== RECORDS FOR THE TASK

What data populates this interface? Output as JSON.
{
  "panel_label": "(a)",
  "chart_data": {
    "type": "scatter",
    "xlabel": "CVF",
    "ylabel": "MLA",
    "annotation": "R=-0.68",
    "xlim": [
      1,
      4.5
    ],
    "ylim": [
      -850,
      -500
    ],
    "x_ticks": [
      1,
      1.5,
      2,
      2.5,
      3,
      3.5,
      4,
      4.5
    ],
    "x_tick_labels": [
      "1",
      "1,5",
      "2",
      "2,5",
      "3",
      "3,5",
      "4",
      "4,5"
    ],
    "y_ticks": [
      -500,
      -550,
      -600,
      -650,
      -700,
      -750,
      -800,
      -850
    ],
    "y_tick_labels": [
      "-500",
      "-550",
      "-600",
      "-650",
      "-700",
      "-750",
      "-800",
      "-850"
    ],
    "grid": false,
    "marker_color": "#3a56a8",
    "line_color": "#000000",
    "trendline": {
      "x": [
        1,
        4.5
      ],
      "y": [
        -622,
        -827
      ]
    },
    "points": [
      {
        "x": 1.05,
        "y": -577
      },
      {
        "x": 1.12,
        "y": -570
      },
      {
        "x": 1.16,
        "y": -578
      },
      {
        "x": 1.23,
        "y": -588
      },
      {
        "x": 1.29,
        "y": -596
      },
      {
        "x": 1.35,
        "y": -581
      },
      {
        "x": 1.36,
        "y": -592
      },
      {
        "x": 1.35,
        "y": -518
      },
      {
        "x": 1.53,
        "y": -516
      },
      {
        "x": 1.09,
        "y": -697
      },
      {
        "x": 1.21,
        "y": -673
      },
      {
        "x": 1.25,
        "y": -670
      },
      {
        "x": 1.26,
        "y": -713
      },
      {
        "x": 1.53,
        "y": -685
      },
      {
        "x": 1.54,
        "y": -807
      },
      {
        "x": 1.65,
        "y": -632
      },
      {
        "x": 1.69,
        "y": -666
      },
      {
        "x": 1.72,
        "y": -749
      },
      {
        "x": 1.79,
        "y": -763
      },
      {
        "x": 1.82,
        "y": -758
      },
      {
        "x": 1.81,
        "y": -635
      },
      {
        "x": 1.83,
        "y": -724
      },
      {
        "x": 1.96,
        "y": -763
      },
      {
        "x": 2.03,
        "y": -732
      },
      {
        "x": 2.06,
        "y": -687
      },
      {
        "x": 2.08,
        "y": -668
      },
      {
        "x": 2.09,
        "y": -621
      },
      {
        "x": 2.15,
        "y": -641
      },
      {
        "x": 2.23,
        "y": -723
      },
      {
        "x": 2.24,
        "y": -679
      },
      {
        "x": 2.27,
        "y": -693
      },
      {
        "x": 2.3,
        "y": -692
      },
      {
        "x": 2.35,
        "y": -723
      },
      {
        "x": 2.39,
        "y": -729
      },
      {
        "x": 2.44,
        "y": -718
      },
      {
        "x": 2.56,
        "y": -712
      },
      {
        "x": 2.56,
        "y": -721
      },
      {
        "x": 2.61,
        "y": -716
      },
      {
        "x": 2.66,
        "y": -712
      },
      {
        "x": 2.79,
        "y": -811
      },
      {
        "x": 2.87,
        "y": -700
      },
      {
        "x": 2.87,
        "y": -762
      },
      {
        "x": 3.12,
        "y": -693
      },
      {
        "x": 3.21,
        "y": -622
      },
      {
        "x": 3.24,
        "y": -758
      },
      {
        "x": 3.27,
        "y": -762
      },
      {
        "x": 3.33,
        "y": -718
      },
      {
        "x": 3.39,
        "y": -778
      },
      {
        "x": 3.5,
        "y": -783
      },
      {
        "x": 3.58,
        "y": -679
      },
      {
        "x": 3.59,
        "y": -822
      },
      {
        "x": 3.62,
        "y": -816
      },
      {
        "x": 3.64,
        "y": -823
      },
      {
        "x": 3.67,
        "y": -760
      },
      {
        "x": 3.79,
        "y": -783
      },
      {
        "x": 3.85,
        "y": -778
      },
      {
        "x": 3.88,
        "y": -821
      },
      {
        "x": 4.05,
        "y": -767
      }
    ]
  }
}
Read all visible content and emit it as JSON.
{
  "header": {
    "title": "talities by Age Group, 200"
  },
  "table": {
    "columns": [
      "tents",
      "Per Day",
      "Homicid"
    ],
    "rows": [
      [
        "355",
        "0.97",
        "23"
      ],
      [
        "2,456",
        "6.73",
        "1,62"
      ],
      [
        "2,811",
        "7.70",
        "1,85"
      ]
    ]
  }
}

====

• _DIRECTION_
Could you quote the material above in full, exactly as it stands?

• _THE RESULT_
What data populates this interface? Output as JSON.
{
  "panel_label": "(a)",
  "chart_data": {
    "type": "scatter",
    "xlabel": "CVF",
    "ylabel": "MLA",
    "annotation": "R=-0.68",
    "xlim": [
      1,
      4.5
    ],
    "ylim": [
      -850,
      -500
    ],
    "x_ticks": [
      1,
      1.5,
      2,
      2.5,
      3,
      3.5,
      4,
      4.5
    ],
    "x_tick_labels": [
      "1",
      "1,5",
      "2",
      "2,5",
      "3",
      "3,5",
      "4",
      "4,5"
    ],
    "y_ticks": [
      -500,
      -550,
      -600,
      -650,
      -700,
      -750,
      -800,
      -850
    ],
    "y_tick_labels": [
      "-500",
      "-550",
      "-600",
      "-650",
      "-700",
      "-750",
      "-800",
      "-850"
    ],
    "grid": false,
    "marker_color": "#3a56a8",
    "line_color": "#000000",
    "trendline": {
      "x": [
        1,
        4.5
      ],
      "y": [
        -622,
        -827
      ]
    },
    "points": [
      {
        "x": 1.05,
        "y": -577
      },
      {
        "x": 1.12,
        "y": -570
      },
      {
        "x": 1.16,
        "y": -578
      },
      {
        "x": 1.23,
        "y": -588
      },
      {
        "x": 1.29,
        "y": -596
      },
      {
        "x": 1.35,
        "y": -581
      },
      {
        "x": 1.36,
        "y": -592
      },
      {
        "x": 1.35,
        "y": -518
      },
      {
        "x": 1.53,
        "y": -516
      },
      {
        "x": 1.09,
        "y": -697
      },
      {
        "x": 1.21,
        "y": -673
      },
      {
        "x": 1.25,
        "y": -670
      },
      {
        "x": 1.26,
        "y": -713
      },
      {
        "x": 1.53,
        "y": -685
      },
      {
        "x": 1.54,
        "y": -807
      },
      {
        "x": 1.65,
        "y": -632
      },
      {
        "x": 1.69,
        "y": -666
      },
      {
        "x": 1.72,
        "y": -749
      },
      {
        "x": 1.79,
        "y": -763
      },
      {
        "x": 1.82,
        "y": -758
      },
      {
        "x": 1.81,
        "y": -635
      },
      {
        "x": 1.83,
        "y": -724
      },
      {
        "x": 1.96,
        "y": -763
      },
      {
        "x": 2.03,
        "y": -732
      },
      {
        "x": 2.06,
        "y": -687
      },
      {
        "x": 2.08,
        "y": -668
      },
      {
        "x": 2.09,
        "y": -621
      },
      {
        "x": 2.15,
        "y": -641
      },
      {
        "x": 2.23,
        "y": -723
      },
      {
        "x": 2.24,
        "y": -679
      },
      {
        "x": 2.27,
        "y": -693
      },
      {
        "x": 2.3,
        "y": -692
      },
      {
        "x": 2.35,
        "y": -723
      },
      {
        "x": 2.39,
        "y": -729
      },
      {
        "x": 2.44,
        "y": -718
      },
      {
        "x": 2.56,
        "y": -712
      },
      {
        "x": 2.56,
        "y": -721
      },
      {
        "x": 2.61,
        "y": -716
      },
      {
        "x": 2.66,
        "y": -712
      },
      {
        "x": 2.79,
        "y": -811
      },
      {
        "x": 2.87,
        "y": -700
      },
      {
        "x": 2.87,
        "y": -762
      },
      {
        "x": 3.12,
        "y": -693
      },
      {
        "x": 3.21,
        "y": -622
      },
      {
        "x": 3.24,
        "y": -758
      },
      {
        "x": 3.27,
        "y": -762
      },
      {
        "x": 3.33,
        "y": -718
      },
      {
        "x": 3.39,
        "y": -778
      },
      {
        "x": 3.5,
        "y": -783
      },
      {
        "x": 3.58,
        "y": -679
      },
      {
        "x": 3.59,
        "y": -822
      },
      {
        "x": 3.62,
        "y": -816
      },
      {
        "x": 3.64,
        "y": -823
      },
      {
        "x": 3.67,
        "y": -760
      },
      {
        "x": 3.79,
        "y": -783
      },
      {
        "x": 3.85,
        "y": -778
      },
      {
        "x": 3.88,
        "y": -821
      },
      {
        "x": 4.05,
        "y": -767
      }
    ]
  }
}
Read all visible content and emit it as JSON.
{
  "header": {
    "title": "talities by Age Group, 200"
  },
  "table": {
    "columns": [
      "tents",
      "Per Day",
      "Homicid"
    ],
    "rows": [
      [
        "355",
        "0.97",
        "23"
      ],
      [
        "2,456",
        "6.73",
        "1,62"
      ],
      [
        "2,811",
        "7.70",
        "1,85"
      ]
    ]
  }
}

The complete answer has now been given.